## Input data
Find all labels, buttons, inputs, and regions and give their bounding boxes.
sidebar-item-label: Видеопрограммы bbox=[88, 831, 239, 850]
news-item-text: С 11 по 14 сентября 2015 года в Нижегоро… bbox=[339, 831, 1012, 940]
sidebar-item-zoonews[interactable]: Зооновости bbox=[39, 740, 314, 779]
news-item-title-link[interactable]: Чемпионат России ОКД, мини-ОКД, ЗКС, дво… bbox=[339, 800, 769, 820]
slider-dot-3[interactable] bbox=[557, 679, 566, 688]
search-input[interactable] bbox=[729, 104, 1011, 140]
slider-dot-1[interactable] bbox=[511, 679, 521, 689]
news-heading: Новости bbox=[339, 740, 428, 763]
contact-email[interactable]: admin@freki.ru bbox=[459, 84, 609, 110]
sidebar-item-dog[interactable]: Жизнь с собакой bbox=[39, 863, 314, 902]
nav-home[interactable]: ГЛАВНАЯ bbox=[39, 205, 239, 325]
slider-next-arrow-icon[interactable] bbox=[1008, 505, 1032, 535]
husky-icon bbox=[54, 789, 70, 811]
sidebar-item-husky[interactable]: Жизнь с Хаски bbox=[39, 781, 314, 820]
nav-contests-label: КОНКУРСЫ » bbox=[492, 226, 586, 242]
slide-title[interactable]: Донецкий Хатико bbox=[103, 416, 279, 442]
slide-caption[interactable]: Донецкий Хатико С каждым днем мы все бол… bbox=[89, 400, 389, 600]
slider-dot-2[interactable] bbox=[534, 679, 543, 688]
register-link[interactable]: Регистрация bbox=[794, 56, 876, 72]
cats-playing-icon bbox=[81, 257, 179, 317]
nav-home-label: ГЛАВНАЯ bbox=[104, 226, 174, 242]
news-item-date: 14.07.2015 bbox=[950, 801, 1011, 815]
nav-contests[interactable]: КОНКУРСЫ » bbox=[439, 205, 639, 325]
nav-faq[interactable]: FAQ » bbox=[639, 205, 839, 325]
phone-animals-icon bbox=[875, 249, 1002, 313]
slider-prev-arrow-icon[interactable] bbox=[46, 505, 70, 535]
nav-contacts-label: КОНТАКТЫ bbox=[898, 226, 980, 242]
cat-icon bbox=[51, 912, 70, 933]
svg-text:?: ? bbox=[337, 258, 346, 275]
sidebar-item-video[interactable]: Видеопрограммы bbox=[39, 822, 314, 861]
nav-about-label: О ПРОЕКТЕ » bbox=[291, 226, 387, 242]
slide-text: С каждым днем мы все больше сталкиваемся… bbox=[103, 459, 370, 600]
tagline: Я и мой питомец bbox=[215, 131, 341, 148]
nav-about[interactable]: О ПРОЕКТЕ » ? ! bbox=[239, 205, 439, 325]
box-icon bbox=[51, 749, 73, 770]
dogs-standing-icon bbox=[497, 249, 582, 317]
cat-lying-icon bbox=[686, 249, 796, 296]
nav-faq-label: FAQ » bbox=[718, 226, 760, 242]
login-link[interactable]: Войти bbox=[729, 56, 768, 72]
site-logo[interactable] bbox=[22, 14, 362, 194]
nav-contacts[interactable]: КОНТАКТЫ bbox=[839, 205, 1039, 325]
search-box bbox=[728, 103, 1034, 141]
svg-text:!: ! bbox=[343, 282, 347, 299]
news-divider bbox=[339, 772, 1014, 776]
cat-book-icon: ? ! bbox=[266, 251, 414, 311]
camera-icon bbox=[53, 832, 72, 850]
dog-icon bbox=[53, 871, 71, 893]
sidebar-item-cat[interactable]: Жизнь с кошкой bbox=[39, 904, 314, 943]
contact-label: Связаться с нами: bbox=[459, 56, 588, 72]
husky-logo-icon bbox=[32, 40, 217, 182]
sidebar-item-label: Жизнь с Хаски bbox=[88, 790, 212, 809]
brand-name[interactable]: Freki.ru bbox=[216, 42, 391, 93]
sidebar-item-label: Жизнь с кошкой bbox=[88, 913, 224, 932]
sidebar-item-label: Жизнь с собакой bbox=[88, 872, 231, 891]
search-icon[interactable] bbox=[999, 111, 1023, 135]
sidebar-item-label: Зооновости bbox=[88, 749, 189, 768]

## What is required
Copy out every line of the records above character for character, leaving nothing out and changing nothing.

## Solution
Find all labels, buttons, inputs, and regions and give their bounding boxes.
sidebar-item-label: Видеопрограммы bbox=[88, 831, 239, 850]
news-item-text: С 11 по 14 сентября 2015 года в Нижегоро… bbox=[339, 831, 1012, 940]
sidebar-item-zoonews[interactable]: Зооновости bbox=[39, 740, 314, 779]
news-item-title-link[interactable]: Чемпионат России ОКД, мини-ОКД, ЗКС, дво… bbox=[339, 800, 769, 820]
slider-dot-3[interactable] bbox=[557, 679, 566, 688]
search-input[interactable] bbox=[729, 104, 1011, 140]
slider-dot-1[interactable] bbox=[511, 679, 521, 689]
news-heading: Новости bbox=[339, 740, 428, 763]
contact-email[interactable]: admin@freki.ru bbox=[459, 84, 609, 110]
sidebar-item-dog[interactable]: Жизнь с собакой bbox=[39, 863, 314, 902]
nav-home[interactable]: ГЛАВНАЯ bbox=[39, 205, 239, 325]
slider-next-arrow-icon[interactable] bbox=[1008, 505, 1032, 535]
husky-icon bbox=[54, 789, 70, 811]
sidebar-item-husky[interactable]: Жизнь с Хаски bbox=[39, 781, 314, 820]
nav-contests-label: КОНКУРСЫ » bbox=[492, 226, 586, 242]
slide-title[interactable]: Донецкий Хатико bbox=[103, 416, 279, 442]
slide-caption[interactable]: Донецкий Хатико С каждым днем мы все бол… bbox=[89, 400, 389, 600]
slider-dot-2[interactable] bbox=[534, 679, 543, 688]
register-link[interactable]: Регистрация bbox=[794, 56, 876, 72]
cats-playing-icon bbox=[81, 257, 179, 317]
nav-home-label: ГЛАВНАЯ bbox=[104, 226, 174, 242]
news-item-date: 14.07.2015 bbox=[950, 801, 1011, 815]
nav-contests[interactable]: КОНКУРСЫ » bbox=[439, 205, 639, 325]
nav-faq[interactable]: FAQ » bbox=[639, 205, 839, 325]
phone-animals-icon bbox=[875, 249, 1002, 313]
slider-prev-arrow-icon[interactable] bbox=[46, 505, 70, 535]
nav-contacts-label: КОНТАКТЫ bbox=[898, 226, 980, 242]
cat-icon bbox=[51, 912, 70, 933]
svg-text:?: ? bbox=[337, 258, 346, 275]
sidebar-item-video[interactable]: Видеопрограммы bbox=[39, 822, 314, 861]
nav-about-label: О ПРОЕКТЕ » bbox=[291, 226, 387, 242]
slide-text: С каждым днем мы все больше сталкиваемся… bbox=[103, 459, 370, 600]
tagline: Я и мой питомец bbox=[215, 131, 341, 148]
nav-about[interactable]: О ПРОЕКТЕ » ? ! bbox=[239, 205, 439, 325]
box-icon bbox=[51, 749, 73, 770]
dogs-standing-icon bbox=[497, 249, 582, 317]
cat-lying-icon bbox=[686, 249, 796, 296]
nav-faq-label: FAQ » bbox=[718, 226, 760, 242]
login-link[interactable]: Войти bbox=[729, 56, 768, 72]
site-logo[interactable] bbox=[22, 14, 362, 194]
nav-contacts[interactable]: КОНТАКТЫ bbox=[839, 205, 1039, 325]
search-box bbox=[728, 103, 1034, 141]
svg-text:!: ! bbox=[343, 282, 347, 299]
news-divider bbox=[339, 772, 1014, 776]
cat-book-icon: ? ! bbox=[266, 251, 414, 311]
camera-icon bbox=[53, 832, 72, 850]
dog-icon bbox=[53, 871, 71, 893]
sidebar-item-cat[interactable]: Жизнь с кошкой bbox=[39, 904, 314, 943]
contact-label: Связаться с нами: bbox=[459, 56, 588, 72]
husky-logo-icon bbox=[32, 40, 217, 182]
sidebar-item-label: Жизнь с Хаски bbox=[88, 790, 212, 809]
brand-name[interactable]: Freki.ru bbox=[216, 42, 391, 93]
sidebar-item-label: Жизнь с кошкой bbox=[88, 913, 224, 932]
sidebar-item-label: Жизнь с собакой bbox=[88, 872, 231, 891]
search-icon[interactable] bbox=[999, 111, 1023, 135]
sidebar-item-label: Зооновости bbox=[88, 749, 189, 768]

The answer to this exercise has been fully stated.